> [What to produce] Repeat every line of the material, character for character.

-------

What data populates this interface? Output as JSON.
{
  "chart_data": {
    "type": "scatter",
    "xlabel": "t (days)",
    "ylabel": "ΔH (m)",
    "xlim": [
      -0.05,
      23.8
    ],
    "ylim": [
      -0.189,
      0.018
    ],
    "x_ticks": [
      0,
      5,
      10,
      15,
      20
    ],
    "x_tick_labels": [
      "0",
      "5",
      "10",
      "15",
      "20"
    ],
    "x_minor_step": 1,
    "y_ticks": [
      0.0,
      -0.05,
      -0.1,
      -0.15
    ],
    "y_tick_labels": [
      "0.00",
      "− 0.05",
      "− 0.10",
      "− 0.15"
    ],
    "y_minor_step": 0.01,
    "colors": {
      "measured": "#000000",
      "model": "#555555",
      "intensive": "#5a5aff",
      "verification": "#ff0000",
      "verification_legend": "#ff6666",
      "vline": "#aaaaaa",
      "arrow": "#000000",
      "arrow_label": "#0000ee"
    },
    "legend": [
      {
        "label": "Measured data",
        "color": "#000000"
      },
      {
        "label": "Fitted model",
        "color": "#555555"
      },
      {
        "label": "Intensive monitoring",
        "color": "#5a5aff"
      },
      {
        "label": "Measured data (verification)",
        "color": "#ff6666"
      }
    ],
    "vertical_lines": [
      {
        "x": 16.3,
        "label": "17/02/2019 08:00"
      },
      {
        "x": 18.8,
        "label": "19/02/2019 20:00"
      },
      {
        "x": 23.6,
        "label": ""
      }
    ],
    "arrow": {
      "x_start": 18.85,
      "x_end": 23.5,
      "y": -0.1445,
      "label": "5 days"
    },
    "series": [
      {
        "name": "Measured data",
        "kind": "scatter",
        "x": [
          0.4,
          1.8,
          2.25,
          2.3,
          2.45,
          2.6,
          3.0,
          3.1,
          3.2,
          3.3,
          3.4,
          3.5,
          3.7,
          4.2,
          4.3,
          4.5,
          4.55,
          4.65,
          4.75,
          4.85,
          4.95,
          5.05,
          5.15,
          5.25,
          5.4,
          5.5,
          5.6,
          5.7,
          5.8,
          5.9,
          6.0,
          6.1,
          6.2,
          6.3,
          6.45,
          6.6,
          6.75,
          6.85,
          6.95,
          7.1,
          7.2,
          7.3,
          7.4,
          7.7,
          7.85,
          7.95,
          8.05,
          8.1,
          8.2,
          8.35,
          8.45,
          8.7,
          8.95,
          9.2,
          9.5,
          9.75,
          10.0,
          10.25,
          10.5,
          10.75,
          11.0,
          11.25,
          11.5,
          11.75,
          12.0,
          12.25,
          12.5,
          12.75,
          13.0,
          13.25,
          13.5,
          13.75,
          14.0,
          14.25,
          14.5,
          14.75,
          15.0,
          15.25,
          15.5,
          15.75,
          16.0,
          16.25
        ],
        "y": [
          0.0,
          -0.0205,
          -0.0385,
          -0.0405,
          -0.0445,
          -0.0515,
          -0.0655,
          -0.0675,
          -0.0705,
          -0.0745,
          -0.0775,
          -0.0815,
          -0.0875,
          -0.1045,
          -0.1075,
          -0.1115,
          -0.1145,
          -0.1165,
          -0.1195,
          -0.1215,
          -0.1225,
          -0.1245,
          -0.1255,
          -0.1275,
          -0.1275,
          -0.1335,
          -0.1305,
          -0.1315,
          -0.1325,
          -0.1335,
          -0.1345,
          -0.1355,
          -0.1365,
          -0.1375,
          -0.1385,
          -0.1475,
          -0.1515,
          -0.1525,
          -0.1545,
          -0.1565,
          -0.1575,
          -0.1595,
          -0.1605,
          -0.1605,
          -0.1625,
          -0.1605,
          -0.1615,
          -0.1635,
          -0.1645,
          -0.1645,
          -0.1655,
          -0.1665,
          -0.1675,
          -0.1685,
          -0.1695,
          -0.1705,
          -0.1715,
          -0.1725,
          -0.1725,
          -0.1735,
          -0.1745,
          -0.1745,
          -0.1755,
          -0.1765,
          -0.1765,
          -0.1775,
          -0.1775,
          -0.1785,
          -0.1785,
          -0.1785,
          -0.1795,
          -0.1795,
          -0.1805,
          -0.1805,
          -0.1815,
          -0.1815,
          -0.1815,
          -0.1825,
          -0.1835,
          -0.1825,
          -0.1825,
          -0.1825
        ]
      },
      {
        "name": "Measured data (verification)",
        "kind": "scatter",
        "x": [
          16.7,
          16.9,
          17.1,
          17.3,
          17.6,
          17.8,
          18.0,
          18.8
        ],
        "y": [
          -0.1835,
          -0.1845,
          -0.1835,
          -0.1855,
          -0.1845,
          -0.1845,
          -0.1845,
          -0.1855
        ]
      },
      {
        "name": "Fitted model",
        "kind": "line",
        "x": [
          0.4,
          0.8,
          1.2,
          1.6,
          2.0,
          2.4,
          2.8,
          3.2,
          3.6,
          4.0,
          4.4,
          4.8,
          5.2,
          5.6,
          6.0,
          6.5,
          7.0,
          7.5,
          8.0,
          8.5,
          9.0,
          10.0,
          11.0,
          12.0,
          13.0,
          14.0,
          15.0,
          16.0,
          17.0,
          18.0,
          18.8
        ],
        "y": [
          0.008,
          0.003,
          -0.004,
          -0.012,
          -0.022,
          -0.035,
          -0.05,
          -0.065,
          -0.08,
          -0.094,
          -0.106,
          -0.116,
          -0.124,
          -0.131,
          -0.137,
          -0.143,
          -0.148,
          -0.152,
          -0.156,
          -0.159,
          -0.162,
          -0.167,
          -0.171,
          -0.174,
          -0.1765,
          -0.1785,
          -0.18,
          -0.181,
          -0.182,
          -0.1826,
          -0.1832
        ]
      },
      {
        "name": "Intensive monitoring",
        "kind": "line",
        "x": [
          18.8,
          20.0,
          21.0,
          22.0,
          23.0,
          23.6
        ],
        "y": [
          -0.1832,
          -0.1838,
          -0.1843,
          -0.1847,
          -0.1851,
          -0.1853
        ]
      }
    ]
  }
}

-------

> [Answer to the problem]
What data populates this interface? Output as JSON.
{
  "chart_data": {
    "type": "scatter",
    "xlabel": "t (days)",
    "ylabel": "ΔH (m)",
    "xlim": [
      -0.05,
      23.8
    ],
    "ylim": [
      -0.189,
      0.018
    ],
    "x_ticks": [
      0,
      5,
      10,
      15,
      20
    ],
    "x_tick_labels": [
      "0",
      "5",
      "10",
      "15",
      "20"
    ],
    "x_minor_step": 1,
    "y_ticks": [
      0.0,
      -0.05,
      -0.1,
      -0.15
    ],
    "y_tick_labels": [
      "0.00",
      "− 0.05",
      "− 0.10",
      "− 0.15"
    ],
    "y_minor_step": 0.01,
    "colors": {
      "measured": "#000000",
      "model": "#555555",
      "intensive": "#5a5aff",
      "verification": "#ff0000",
      "verification_legend": "#ff6666",
      "vline": "#aaaaaa",
      "arrow": "#000000",
      "arrow_label": "#0000ee"
    },
    "legend": [
      {
        "label": "Measured data",
        "color": "#000000"
      },
      {
        "label": "Fitted model",
        "color": "#555555"
      },
      {
        "label": "Intensive monitoring",
        "color": "#5a5aff"
      },
      {
        "label": "Measured data (verification)",
        "color": "#ff6666"
      }
    ],
    "vertical_lines": [
      {
        "x": 16.3,
        "label": "17/02/2019 08:00"
      },
      {
        "x": 18.8,
        "label": "19/02/2019 20:00"
      },
      {
        "x": 23.6,
        "label": ""
      }
    ],
    "arrow": {
      "x_start": 18.85,
      "x_end": 23.5,
      "y": -0.1445,
      "label": "5 days"
    },
    "series": [
      {
        "name": "Measured data",
        "kind": "scatter",
        "x": [
          0.4,
          1.8,
          2.25,
          2.3,
          2.45,
          2.6,
          3.0,
          3.1,
          3.2,
          3.3,
          3.4,
          3.5,
          3.7,
          4.2,
          4.3,
          4.5,
          4.55,
          4.65,
          4.75,
          4.85,
          4.95,
          5.05,
          5.15,
          5.25,
          5.4,
          5.5,
          5.6,
          5.7,
          5.8,
          5.9,
          6.0,
          6.1,
          6.2,
          6.3,
          6.45,
          6.6,
          6.75,
          6.85,
          6.95,
          7.1,
          7.2,
          7.3,
          7.4,
          7.7,
          7.85,
          7.95,
          8.05,
          8.1,
          8.2,
          8.35,
          8.45,
          8.7,
          8.95,
          9.2,
          9.5,
          9.75,
          10.0,
          10.25,
          10.5,
          10.75,
          11.0,
          11.25,
          11.5,
          11.75,
          12.0,
          12.25,
          12.5,
          12.75,
          13.0,
          13.25,
          13.5,
          13.75,
          14.0,
          14.25,
          14.5,
          14.75,
          15.0,
          15.25,
          15.5,
          15.75,
          16.0,
          16.25
        ],
        "y": [
          0.0,
          -0.0205,
          -0.0385,
          -0.0405,
          -0.0445,
          -0.0515,
          -0.0655,
          -0.0675,
          -0.0705,
          -0.0745,
          -0.0775,
          -0.0815,
          -0.0875,
          -0.1045,
          -0.1075,
          -0.1115,
          -0.1145,
          -0.1165,
          -0.1195,
          -0.1215,
          -0.1225,
          -0.1245,
          -0.1255,
          -0.1275,
          -0.1275,
          -0.1335,
          -0.1305,
          -0.1315,
          -0.1325,
          -0.1335,
          -0.1345,
          -0.1355,
          -0.1365,
          -0.1375,
          -0.1385,
          -0.1475,
          -0.1515,
          -0.1525,
          -0.1545,
          -0.1565,
          -0.1575,
          -0.1595,
          -0.1605,
          -0.1605,
          -0.1625,
          -0.1605,
          -0.1615,
          -0.1635,
          -0.1645,
          -0.1645,
          -0.1655,
          -0.1665,
          -0.1675,
          -0.1685,
          -0.1695,
          -0.1705,
          -0.1715,
          -0.1725,
          -0.1725,
          -0.1735,
          -0.1745,
          -0.1745,
          -0.1755,
          -0.1765,
          -0.1765,
          -0.1775,
          -0.1775,
          -0.1785,
          -0.1785,
          -0.1785,
          -0.1795,
          -0.1795,
          -0.1805,
          -0.1805,
          -0.1815,
          -0.1815,
          -0.1815,
          -0.1825,
          -0.1835,
          -0.1825,
          -0.1825,
          -0.1825
        ]
      },
      {
        "name": "Measured data (verification)",
        "kind": "scatter",
        "x": [
          16.7,
          16.9,
          17.1,
          17.3,
          17.6,
          17.8,
          18.0,
          18.8
        ],
        "y": [
          -0.1835,
          -0.1845,
          -0.1835,
          -0.1855,
          -0.1845,
          -0.1845,
          -0.1845,
          -0.1855
        ]
      },
      {
        "name": "Fitted model",
        "kind": "line",
        "x": [
          0.4,
          0.8,
          1.2,
          1.6,
          2.0,
          2.4,
          2.8,
          3.2,
          3.6,
          4.0,
          4.4,
          4.8,
          5.2,
          5.6,
          6.0,
          6.5,
          7.0,
          7.5,
          8.0,
          8.5,
          9.0,
          10.0,
          11.0,
          12.0,
          13.0,
          14.0,
          15.0,
          16.0,
          17.0,
          18.0,
          18.8
        ],
        "y": [
          0.008,
          0.003,
          -0.004,
          -0.012,
          -0.022,
          -0.035,
          -0.05,
          -0.065,
          -0.08,
          -0.094,
          -0.106,
          -0.116,
          -0.124,
          -0.131,
          -0.137,
          -0.143,
          -0.148,
          -0.152,
          -0.156,
          -0.159,
          -0.162,
          -0.167,
          -0.171,
          -0.174,
          -0.1765,
          -0.1785,
          -0.18,
          -0.181,
          -0.182,
          -0.1826,
          -0.1832
        ]
      },
      {
        "name": "Intensive monitoring",
        "kind": "line",
        "x": [
          18.8,
          20.0,
          21.0,
          22.0,
          23.0,
          23.6
        ],
        "y": [
          -0.1832,
          -0.1838,
          -0.1843,
          -0.1847,
          -0.1851,
          -0.1853
        ]
      }
    ]
  }
}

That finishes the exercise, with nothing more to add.